Aim of the task
Print the entries in full, word for word, but not the pictures.
>> start Extracted entries
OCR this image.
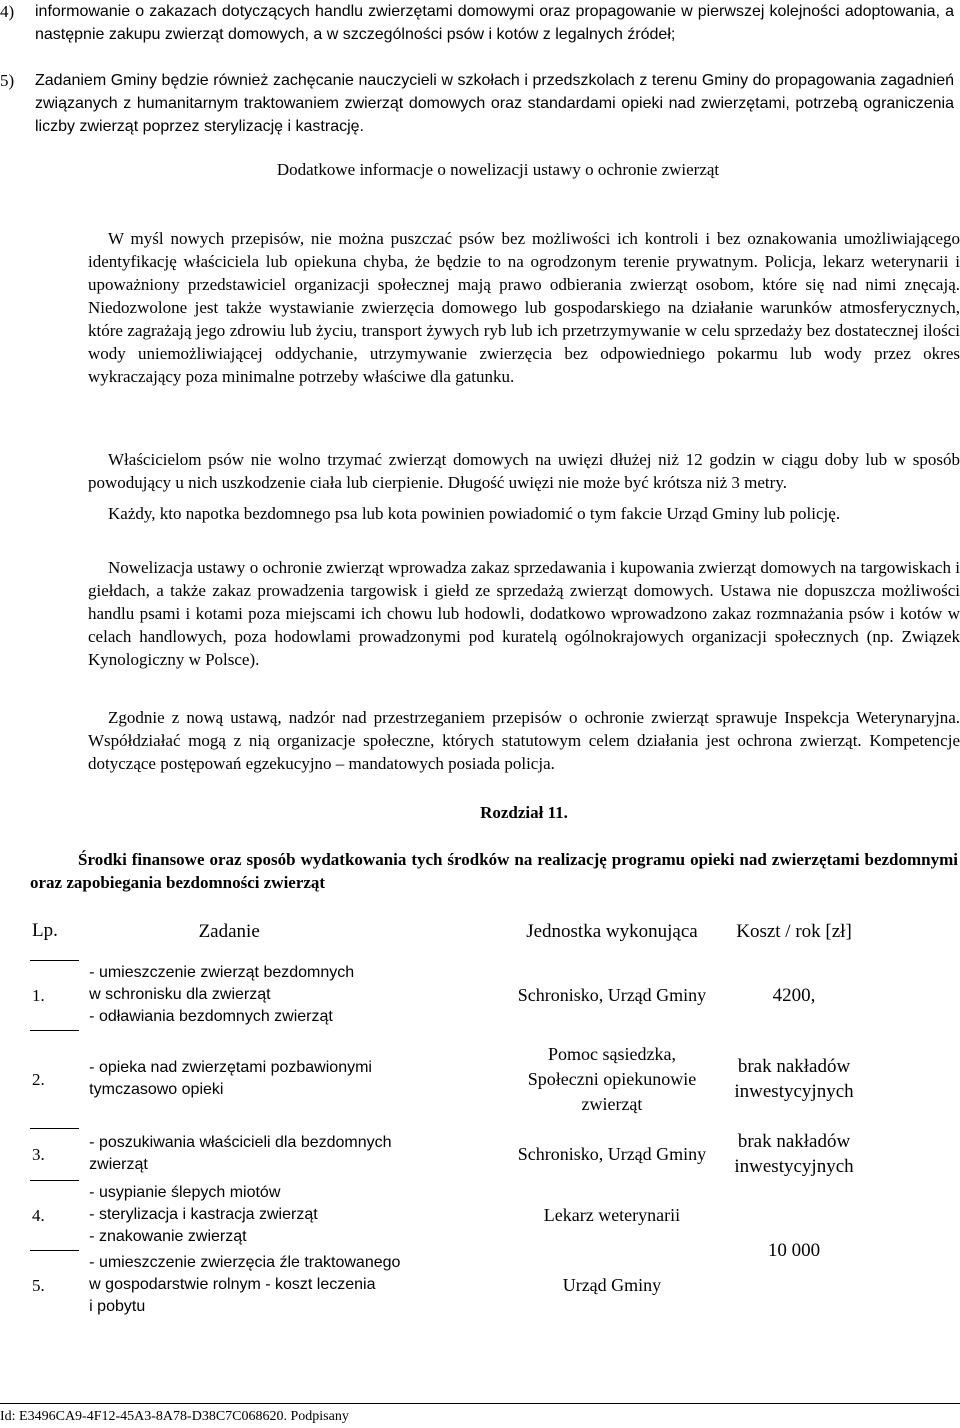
4)	informowanie o zakazach dotyczących handlu zwierzętami domowymi oraz propagowanie w pierwszej kolejności adoptowania, a następnie zakupu zwierząt domowych, a w szczególności psów i kotów z legalnych źródeł;

5)	Zadaniem Gminy będzie również zachęcanie nauczycieli w szkołach i przedszkolach z terenu Gminy do propagowania zagadnień związanych z humanitarnym traktowaniem zwierząt domowych oraz standardami opieki nad zwierzętami, potrzebą ograniczenia liczby zwierząt poprzez sterylizację i kastrację.

Dodatkowe informacje o nowelizacji ustawy o ochronie zwierząt

W myśl nowych przepisów, nie można puszczać psów bez możliwości ich kontroli i bez oznakowania umożliwiającego identyfikację właściciela lub opiekuna chyba, że będzie to na ogrodzonym terenie prywatnym. Policja, lekarz weterynarii i upoważniony przedstawiciel organizacji społecznej mają prawo odbierania zwierząt osobom, które się nad nimi znęcają. Niedozwolone jest także wystawianie zwierzęcia domowego lub gospodarskiego na działanie warunków atmosferycznych, które zagrażają jego zdrowiu lub życiu, transport żywych ryb lub ich przetrzymywanie w celu sprzedaży bez dostatecznej ilości wody uniemożliwiającej oddychanie, utrzymywanie zwierzęcia bez odpowiedniego pokarmu lub wody przez okres wykraczający poza minimalne potrzeby właściwe dla gatunku.

Właścicielom psów nie wolno trzymać zwierząt domowych na uwięzi dłużej niż 12 godzin w ciągu doby lub w sposób powodujący u nich uszkodzenie ciała lub cierpienie. Długość uwięzi nie może być krótsza niż 3 metry.

Każdy, kto napotka bezdomnego psa lub kota powinien powiadomić o tym fakcie Urząd Gminy lub policję.

Nowelizacja ustawy o ochronie zwierząt wprowadza zakaz sprzedawania i kupowania zwierząt domowych na targowiskach i giełdach, a także zakaz prowadzenia targowisk i giełd ze sprzedażą zwierząt domowych. Ustawa nie dopuszcza możliwości handlu psami i kotami poza miejscami ich chowu lub hodowli, dodatkowo wprowadzono zakaz rozmnażania psów i kotów w celach handlowych, poza hodowlami prowadzonymi pod kuratelą ogólnokrajowych organizacji społecznych (np. Związek Kynologiczny w Polsce).

Zgodnie z nową ustawą, nadzór nad przestrzeganiem przepisów o ochronie zwierząt sprawuje Inspekcja Weterynaryjna. Współdziałać mogą z nią organizacje społeczne, których statutowym celem działania jest ochrona zwierząt. Kompetencje dotyczące postępowań egzekucyjno – mandatowych posiada policja.

Rozdział 11.

Środki finansowe oraz sposób wydatkowania tych środków na realizację programu opieki nad zwierzętami bezdomnymi oraz zapobiegania bezdomności zwierząt

Lp.	Zadanie	Jednostka wykonująca	Koszt / rok [zł]
1.	- umieszczenie zwierząt bezdomnych
w schronisku dla zwierząt
- odławiania bezdomnych zwierząt	Schronisko, Urząd Gminy	4200,
2.	- opieka nad zwierzętami pozbawionymi
tymczasowo opieki	Pomoc sąsiedzka, Społeczni opiekunowie zwierząt	brak nakładów inwestycyjnych
3.	- poszukiwania właścicieli dla bezdomnych
zwierząt	Schronisko, Urząd Gminy	brak nakładów inwestycyjnych
4.	- usypianie ślepych miotów
- sterylizacja i kastracja zwierząt
- znakowanie zwierząt	Lekarz weterynarii	10 000
5.	- umieszczenie zwierzęcia źle traktowanego
w gospodarstwie rolnym - koszt leczenia
i pobytu	Urząd Gminy	
Id: E3496CA9-4F12-45A3-8A78-D38C7C068620. Podpisany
>> end Extracted entries
Task solution
OCR this image.
4)	informowanie o zakazach dotyczących handlu zwierzętami domowymi oraz propagowanie w pierwszej kolejności adoptowania, a następnie zakupu zwierząt domowych, a w szczególności psów i kotów z legalnych źródeł;

5)	Zadaniem Gminy będzie również zachęcanie nauczycieli w szkołach i przedszkolach z terenu Gminy do propagowania zagadnień związanych z humanitarnym traktowaniem zwierząt domowych oraz standardami opieki nad zwierzętami, potrzebą ograniczenia liczby zwierząt poprzez sterylizację i kastrację.

Dodatkowe informacje o nowelizacji ustawy o ochronie zwierząt

W myśl nowych przepisów, nie można puszczać psów bez możliwości ich kontroli i bez oznakowania umożliwiającego identyfikację właściciela lub opiekuna chyba, że będzie to na ogrodzonym terenie prywatnym. Policja, lekarz weterynarii i upoważniony przedstawiciel organizacji społecznej mają prawo odbierania zwierząt osobom, które się nad nimi znęcają. Niedozwolone jest także wystawianie zwierzęcia domowego lub gospodarskiego na działanie warunków atmosferycznych, które zagrażają jego zdrowiu lub życiu, transport żywych ryb lub ich przetrzymywanie w celu sprzedaży bez dostatecznej ilości wody uniemożliwiającej oddychanie, utrzymywanie zwierzęcia bez odpowiedniego pokarmu lub wody przez okres wykraczający poza minimalne potrzeby właściwe dla gatunku.

Właścicielom psów nie wolno trzymać zwierząt domowych na uwięzi dłużej niż 12 godzin w ciągu doby lub w sposób powodujący u nich uszkodzenie ciała lub cierpienie. Długość uwięzi nie może być krótsza niż 3 metry.

Każdy, kto napotka bezdomnego psa lub kota powinien powiadomić o tym fakcie Urząd Gminy lub policję.

Nowelizacja ustawy o ochronie zwierząt wprowadza zakaz sprzedawania i kupowania zwierząt domowych na targowiskach i giełdach, a także zakaz prowadzenia targowisk i giełd ze sprzedażą zwierząt domowych. Ustawa nie dopuszcza możliwości handlu psami i kotami poza miejscami ich chowu lub hodowli, dodatkowo wprowadzono zakaz rozmnażania psów i kotów w celach handlowych, poza hodowlami prowadzonymi pod kuratelą ogólnokrajowych organizacji społecznych (np. Związek Kynologiczny w Polsce).

Zgodnie z nową ustawą, nadzór nad przestrzeganiem przepisów o ochronie zwierząt sprawuje Inspekcja Weterynaryjna. Współdziałać mogą z nią organizacje społeczne, których statutowym celem działania jest ochrona zwierząt. Kompetencje dotyczące postępowań egzekucyjno – mandatowych posiada policja.

Rozdział 11.

Środki finansowe oraz sposób wydatkowania tych środków na realizację programu opieki nad zwierzętami bezdomnymi oraz zapobiegania bezdomności zwierząt

Lp.	Zadanie	Jednostka wykonująca	Koszt / rok [zł]
1.	- umieszczenie zwierząt bezdomnych
w schronisku dla zwierząt
- odławiania bezdomnych zwierząt	Schronisko, Urząd Gminy	4200,
2.	- opieka nad zwierzętami pozbawionymi
tymczasowo opieki	Pomoc sąsiedzka, Społeczni opiekunowie zwierząt	brak nakładów inwestycyjnych
3.	- poszukiwania właścicieli dla bezdomnych
zwierząt	Schronisko, Urząd Gminy	brak nakładów inwestycyjnych
4.	- usypianie ślepych miotów
- sterylizacja i kastracja zwierząt
- znakowanie zwierząt	Lekarz weterynarii	10 000
5.	- umieszczenie zwierzęcia źle traktowanego
w gospodarstwie rolnym - koszt leczenia
i pobytu	Urząd Gminy	
Id: E3496CA9-4F12-45A3-8A78-D38C7C068620. Podpisany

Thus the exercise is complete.